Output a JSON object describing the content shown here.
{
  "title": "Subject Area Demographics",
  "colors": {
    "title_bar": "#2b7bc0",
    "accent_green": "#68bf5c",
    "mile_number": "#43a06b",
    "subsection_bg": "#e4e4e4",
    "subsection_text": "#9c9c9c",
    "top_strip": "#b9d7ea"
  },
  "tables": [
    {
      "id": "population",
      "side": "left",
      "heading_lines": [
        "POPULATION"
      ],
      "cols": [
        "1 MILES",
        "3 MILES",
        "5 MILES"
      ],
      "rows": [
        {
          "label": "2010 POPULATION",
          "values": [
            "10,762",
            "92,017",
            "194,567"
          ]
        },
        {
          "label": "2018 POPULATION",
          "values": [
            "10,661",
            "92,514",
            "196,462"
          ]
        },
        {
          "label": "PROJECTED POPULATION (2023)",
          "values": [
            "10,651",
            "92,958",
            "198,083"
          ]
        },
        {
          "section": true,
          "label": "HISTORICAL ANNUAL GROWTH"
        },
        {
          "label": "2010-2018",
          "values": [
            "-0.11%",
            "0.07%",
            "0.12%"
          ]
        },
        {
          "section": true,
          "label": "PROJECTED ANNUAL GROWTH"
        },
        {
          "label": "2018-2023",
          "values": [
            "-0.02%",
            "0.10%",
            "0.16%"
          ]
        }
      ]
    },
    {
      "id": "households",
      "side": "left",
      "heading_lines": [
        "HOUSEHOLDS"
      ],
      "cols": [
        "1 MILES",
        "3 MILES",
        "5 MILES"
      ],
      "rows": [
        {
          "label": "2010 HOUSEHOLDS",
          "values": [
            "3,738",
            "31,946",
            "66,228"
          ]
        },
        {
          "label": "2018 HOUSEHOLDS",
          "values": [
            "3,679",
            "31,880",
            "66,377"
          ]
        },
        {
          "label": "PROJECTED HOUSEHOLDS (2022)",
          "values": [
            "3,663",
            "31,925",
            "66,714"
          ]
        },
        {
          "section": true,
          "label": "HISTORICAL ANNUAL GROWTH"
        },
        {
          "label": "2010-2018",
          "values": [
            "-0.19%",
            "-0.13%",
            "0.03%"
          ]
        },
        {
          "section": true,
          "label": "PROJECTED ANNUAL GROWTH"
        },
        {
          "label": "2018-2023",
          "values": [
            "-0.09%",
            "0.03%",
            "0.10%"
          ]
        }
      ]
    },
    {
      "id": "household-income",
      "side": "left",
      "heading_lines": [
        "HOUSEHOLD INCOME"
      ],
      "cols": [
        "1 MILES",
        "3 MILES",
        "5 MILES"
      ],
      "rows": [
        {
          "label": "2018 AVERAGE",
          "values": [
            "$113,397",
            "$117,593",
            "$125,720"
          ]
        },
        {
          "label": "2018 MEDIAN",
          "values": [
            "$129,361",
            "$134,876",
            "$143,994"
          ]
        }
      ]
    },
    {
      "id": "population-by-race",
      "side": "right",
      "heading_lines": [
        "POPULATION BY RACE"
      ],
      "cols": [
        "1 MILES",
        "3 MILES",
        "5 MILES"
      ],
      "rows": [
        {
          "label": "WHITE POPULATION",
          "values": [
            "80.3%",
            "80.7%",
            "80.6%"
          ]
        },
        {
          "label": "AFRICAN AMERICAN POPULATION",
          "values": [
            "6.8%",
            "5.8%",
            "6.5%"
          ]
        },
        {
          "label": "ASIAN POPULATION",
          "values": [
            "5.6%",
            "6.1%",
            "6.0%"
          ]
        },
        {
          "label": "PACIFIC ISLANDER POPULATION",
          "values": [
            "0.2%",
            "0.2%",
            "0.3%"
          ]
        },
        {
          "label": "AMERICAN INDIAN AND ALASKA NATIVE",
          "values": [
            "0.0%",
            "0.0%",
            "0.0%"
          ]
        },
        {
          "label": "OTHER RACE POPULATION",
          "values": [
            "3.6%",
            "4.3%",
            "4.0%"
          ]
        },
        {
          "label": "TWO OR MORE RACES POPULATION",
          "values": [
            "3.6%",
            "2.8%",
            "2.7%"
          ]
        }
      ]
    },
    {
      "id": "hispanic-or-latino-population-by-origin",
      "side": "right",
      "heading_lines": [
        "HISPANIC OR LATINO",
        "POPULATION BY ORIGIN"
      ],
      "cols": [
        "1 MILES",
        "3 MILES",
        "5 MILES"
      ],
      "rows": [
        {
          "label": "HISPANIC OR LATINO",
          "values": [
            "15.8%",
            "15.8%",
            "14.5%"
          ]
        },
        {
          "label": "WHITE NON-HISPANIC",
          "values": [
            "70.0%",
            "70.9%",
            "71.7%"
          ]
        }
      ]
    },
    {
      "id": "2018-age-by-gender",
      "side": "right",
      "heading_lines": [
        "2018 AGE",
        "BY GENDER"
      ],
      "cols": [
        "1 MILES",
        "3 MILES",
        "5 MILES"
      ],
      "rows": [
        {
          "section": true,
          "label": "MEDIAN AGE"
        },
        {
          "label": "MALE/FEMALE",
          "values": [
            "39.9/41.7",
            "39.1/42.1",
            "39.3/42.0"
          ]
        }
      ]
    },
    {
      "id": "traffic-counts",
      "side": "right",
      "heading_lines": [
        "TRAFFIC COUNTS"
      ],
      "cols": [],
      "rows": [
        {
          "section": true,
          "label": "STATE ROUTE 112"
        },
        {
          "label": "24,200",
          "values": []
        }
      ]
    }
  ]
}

▶ Goal of the exercise
Copy each record from above exactly, and include every line.

▶ Answer to this exercise
Output a JSON object describing the content shown here.
{
  "title": "Subject Area Demographics",
  "colors": {
    "title_bar": "#2b7bc0",
    "accent_green": "#68bf5c",
    "mile_number": "#43a06b",
    "subsection_bg": "#e4e4e4",
    "subsection_text": "#9c9c9c",
    "top_strip": "#b9d7ea"
  },
  "tables": [
    {
      "id": "population",
      "side": "left",
      "heading_lines": [
        "POPULATION"
      ],
      "cols": [
        "1 MILES",
        "3 MILES",
        "5 MILES"
      ],
      "rows": [
        {
          "label": "2010 POPULATION",
          "values": [
            "10,762",
            "92,017",
            "194,567"
          ]
        },
        {
          "label": "2018 POPULATION",
          "values": [
            "10,661",
            "92,514",
            "196,462"
          ]
        },
        {
          "label": "PROJECTED POPULATION (2023)",
          "values": [
            "10,651",
            "92,958",
            "198,083"
          ]
        },
        {
          "section": true,
          "label": "HISTORICAL ANNUAL GROWTH"
        },
        {
          "label": "2010-2018",
          "values": [
            "-0.11%",
            "0.07%",
            "0.12%"
          ]
        },
        {
          "section": true,
          "label": "PROJECTED ANNUAL GROWTH"
        },
        {
          "label": "2018-2023",
          "values": [
            "-0.02%",
            "0.10%",
            "0.16%"
          ]
        }
      ]
    },
    {
      "id": "households",
      "side": "left",
      "heading_lines": [
        "HOUSEHOLDS"
      ],
      "cols": [
        "1 MILES",
        "3 MILES",
        "5 MILES"
      ],
      "rows": [
        {
          "label": "2010 HOUSEHOLDS",
          "values": [
            "3,738",
            "31,946",
            "66,228"
          ]
        },
        {
          "label": "2018 HOUSEHOLDS",
          "values": [
            "3,679",
            "31,880",
            "66,377"
          ]
        },
        {
          "label": "PROJECTED HOUSEHOLDS (2022)",
          "values": [
            "3,663",
            "31,925",
            "66,714"
          ]
        },
        {
          "section": true,
          "label": "HISTORICAL ANNUAL GROWTH"
        },
        {
          "label": "2010-2018",
          "values": [
            "-0.19%",
            "-0.13%",
            "0.03%"
          ]
        },
        {
          "section": true,
          "label": "PROJECTED ANNUAL GROWTH"
        },
        {
          "label": "2018-2023",
          "values": [
            "-0.09%",
            "0.03%",
            "0.10%"
          ]
        }
      ]
    },
    {
      "id": "household-income",
      "side": "left",
      "heading_lines": [
        "HOUSEHOLD INCOME"
      ],
      "cols": [
        "1 MILES",
        "3 MILES",
        "5 MILES"
      ],
      "rows": [
        {
          "label": "2018 AVERAGE",
          "values": [
            "$113,397",
            "$117,593",
            "$125,720"
          ]
        },
        {
          "label": "2018 MEDIAN",
          "values": [
            "$129,361",
            "$134,876",
            "$143,994"
          ]
        }
      ]
    },
    {
      "id": "population-by-race",
      "side": "right",
      "heading_lines": [
        "POPULATION BY RACE"
      ],
      "cols": [
        "1 MILES",
        "3 MILES",
        "5 MILES"
      ],
      "rows": [
        {
          "label": "WHITE POPULATION",
          "values": [
            "80.3%",
            "80.7%",
            "80.6%"
          ]
        },
        {
          "label": "AFRICAN AMERICAN POPULATION",
          "values": [
            "6.8%",
            "5.8%",
            "6.5%"
          ]
        },
        {
          "label": "ASIAN POPULATION",
          "values": [
            "5.6%",
            "6.1%",
            "6.0%"
          ]
        },
        {
          "label": "PACIFIC ISLANDER POPULATION",
          "values": [
            "0.2%",
            "0.2%",
            "0.3%"
          ]
        },
        {
          "label": "AMERICAN INDIAN AND ALASKA NATIVE",
          "values": [
            "0.0%",
            "0.0%",
            "0.0%"
          ]
        },
        {
          "label": "OTHER RACE POPULATION",
          "values": [
            "3.6%",
            "4.3%",
            "4.0%"
          ]
        },
        {
          "label": "TWO OR MORE RACES POPULATION",
          "values": [
            "3.6%",
            "2.8%",
            "2.7%"
          ]
        }
      ]
    },
    {
      "id": "hispanic-or-latino-population-by-origin",
      "side": "right",
      "heading_lines": [
        "HISPANIC OR LATINO",
        "POPULATION BY ORIGIN"
      ],
      "cols": [
        "1 MILES",
        "3 MILES",
        "5 MILES"
      ],
      "rows": [
        {
          "label": "HISPANIC OR LATINO",
          "values": [
            "15.8%",
            "15.8%",
            "14.5%"
          ]
        },
        {
          "label": "WHITE NON-HISPANIC",
          "values": [
            "70.0%",
            "70.9%",
            "71.7%"
          ]
        }
      ]
    },
    {
      "id": "2018-age-by-gender",
      "side": "right",
      "heading_lines": [
        "2018 AGE",
        "BY GENDER"
      ],
      "cols": [
        "1 MILES",
        "3 MILES",
        "5 MILES"
      ],
      "rows": [
        {
          "section": true,
          "label": "MEDIAN AGE"
        },
        {
          "label": "MALE/FEMALE",
          "values": [
            "39.9/41.7",
            "39.1/42.1",
            "39.3/42.0"
          ]
        }
      ]
    },
    {
      "id": "traffic-counts",
      "side": "right",
      "heading_lines": [
        "TRAFFIC COUNTS"
      ],
      "cols": [],
      "rows": [
        {
          "section": true,
          "label": "STATE ROUTE 112"
        },
        {
          "label": "24,200",
          "values": []
        }
      ]
    }
  ]
}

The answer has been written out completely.